━━━ DATA FOR THIS EXERCISE ━━━

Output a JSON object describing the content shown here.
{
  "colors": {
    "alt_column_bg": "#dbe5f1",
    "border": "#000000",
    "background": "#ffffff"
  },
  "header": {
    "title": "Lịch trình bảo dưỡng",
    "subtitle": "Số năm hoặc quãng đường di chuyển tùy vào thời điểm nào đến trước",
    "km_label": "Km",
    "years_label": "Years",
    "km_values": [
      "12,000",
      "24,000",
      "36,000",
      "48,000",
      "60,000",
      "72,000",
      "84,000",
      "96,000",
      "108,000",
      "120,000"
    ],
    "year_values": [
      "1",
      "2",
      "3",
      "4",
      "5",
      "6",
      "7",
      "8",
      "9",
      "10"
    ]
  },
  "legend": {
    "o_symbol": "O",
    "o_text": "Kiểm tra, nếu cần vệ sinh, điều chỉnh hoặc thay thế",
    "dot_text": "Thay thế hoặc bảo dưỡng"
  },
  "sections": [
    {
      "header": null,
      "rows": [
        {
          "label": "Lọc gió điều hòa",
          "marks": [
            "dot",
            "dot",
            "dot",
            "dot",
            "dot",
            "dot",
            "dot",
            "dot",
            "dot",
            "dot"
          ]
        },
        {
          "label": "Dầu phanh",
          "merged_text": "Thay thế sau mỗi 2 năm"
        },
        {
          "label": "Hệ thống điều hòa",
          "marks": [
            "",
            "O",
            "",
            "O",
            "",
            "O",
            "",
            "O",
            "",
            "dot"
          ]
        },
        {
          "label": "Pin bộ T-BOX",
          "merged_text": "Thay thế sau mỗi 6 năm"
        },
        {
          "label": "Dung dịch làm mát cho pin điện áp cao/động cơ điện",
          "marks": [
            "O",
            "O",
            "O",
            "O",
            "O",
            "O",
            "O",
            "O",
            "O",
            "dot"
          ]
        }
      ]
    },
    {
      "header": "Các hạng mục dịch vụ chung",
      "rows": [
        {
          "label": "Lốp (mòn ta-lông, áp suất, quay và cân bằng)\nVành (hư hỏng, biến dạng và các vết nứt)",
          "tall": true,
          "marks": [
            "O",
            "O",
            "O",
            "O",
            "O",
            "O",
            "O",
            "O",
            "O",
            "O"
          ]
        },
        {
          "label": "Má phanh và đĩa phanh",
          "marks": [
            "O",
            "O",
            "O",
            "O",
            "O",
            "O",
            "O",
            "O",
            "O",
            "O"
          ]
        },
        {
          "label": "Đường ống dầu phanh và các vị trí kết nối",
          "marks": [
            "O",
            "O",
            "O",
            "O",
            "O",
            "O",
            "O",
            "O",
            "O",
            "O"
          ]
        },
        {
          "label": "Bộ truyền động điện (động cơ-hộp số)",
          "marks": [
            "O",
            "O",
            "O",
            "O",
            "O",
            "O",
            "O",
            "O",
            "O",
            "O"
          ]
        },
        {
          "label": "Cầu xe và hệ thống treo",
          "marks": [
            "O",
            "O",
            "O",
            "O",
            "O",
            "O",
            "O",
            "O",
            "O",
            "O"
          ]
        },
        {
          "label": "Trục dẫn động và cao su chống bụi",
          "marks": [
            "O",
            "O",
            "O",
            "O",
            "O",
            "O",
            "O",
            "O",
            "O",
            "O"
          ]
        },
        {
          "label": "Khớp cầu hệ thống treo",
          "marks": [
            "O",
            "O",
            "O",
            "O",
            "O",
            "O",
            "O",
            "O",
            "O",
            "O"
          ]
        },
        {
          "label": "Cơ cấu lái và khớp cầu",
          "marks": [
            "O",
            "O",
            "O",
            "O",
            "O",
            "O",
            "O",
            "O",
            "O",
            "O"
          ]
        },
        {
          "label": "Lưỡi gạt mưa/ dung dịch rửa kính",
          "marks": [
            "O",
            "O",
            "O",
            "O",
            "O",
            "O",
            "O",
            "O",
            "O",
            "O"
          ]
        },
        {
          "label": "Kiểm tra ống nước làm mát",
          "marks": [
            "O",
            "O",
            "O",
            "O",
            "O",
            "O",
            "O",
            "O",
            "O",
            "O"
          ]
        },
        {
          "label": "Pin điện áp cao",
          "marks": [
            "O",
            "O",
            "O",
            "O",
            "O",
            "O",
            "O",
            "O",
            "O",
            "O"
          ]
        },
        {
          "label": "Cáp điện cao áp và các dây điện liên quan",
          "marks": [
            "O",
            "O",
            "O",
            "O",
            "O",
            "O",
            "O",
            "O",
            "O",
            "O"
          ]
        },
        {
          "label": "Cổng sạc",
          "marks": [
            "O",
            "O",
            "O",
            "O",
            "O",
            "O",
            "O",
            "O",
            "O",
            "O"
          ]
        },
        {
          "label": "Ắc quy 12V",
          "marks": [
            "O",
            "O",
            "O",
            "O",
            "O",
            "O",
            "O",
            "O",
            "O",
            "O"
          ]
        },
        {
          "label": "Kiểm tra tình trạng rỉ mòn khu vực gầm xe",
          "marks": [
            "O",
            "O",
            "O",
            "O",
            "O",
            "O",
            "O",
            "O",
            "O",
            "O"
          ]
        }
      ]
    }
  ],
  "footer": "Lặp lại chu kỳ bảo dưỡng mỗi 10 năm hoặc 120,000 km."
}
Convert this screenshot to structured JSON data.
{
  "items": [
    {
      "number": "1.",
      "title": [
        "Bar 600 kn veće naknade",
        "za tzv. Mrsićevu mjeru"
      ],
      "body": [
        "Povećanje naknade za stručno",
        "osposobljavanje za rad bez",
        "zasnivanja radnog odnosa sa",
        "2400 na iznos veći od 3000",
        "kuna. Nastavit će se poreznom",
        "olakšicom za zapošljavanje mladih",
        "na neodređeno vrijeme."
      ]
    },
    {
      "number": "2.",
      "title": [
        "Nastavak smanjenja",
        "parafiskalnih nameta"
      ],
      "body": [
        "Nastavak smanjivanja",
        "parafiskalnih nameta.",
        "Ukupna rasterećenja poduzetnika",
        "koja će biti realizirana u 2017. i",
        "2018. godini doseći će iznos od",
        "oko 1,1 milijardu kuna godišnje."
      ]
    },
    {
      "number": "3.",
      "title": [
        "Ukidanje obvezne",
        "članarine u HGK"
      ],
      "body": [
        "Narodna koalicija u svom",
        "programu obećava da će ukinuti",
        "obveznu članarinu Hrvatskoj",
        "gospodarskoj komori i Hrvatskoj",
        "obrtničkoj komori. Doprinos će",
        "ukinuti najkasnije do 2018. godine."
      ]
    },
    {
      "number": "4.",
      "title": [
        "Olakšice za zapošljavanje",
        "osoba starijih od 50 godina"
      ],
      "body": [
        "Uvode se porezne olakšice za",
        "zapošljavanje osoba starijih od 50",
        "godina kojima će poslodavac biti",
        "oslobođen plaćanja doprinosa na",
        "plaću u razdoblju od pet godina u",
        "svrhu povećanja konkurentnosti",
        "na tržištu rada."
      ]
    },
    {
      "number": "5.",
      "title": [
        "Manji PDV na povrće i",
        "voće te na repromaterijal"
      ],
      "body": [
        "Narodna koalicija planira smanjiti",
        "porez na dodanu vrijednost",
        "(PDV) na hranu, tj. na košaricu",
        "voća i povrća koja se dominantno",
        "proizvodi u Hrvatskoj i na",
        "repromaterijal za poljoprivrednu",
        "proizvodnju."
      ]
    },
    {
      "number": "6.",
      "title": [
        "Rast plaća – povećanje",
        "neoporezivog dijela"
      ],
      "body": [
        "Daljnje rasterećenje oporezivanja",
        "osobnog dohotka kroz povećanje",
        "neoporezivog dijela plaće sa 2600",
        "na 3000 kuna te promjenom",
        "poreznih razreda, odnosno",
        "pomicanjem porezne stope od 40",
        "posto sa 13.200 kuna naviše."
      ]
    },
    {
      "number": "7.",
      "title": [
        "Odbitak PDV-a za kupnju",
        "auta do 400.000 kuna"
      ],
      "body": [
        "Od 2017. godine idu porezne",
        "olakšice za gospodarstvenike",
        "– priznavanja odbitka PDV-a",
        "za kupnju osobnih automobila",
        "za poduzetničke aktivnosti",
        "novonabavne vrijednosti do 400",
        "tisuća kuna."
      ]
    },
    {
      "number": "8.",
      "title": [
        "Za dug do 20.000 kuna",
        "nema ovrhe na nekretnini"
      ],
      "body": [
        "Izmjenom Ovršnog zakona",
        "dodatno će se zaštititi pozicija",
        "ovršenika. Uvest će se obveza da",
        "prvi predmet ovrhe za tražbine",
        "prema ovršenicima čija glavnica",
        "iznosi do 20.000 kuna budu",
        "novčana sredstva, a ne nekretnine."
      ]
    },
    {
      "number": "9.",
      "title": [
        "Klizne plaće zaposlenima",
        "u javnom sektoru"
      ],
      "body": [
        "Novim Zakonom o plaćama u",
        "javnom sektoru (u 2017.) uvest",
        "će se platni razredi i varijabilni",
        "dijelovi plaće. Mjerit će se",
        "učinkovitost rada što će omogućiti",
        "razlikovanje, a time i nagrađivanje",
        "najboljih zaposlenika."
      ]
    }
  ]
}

━━━

YOUR TASK:
Select the lines from the entries that include the word "phanh".

RESULT:
          "label": "Dầu phanh",
          "label": "Má phanh và đĩa phanh",
          "label": "Đường ống dầu phanh và các vị trí kết nối",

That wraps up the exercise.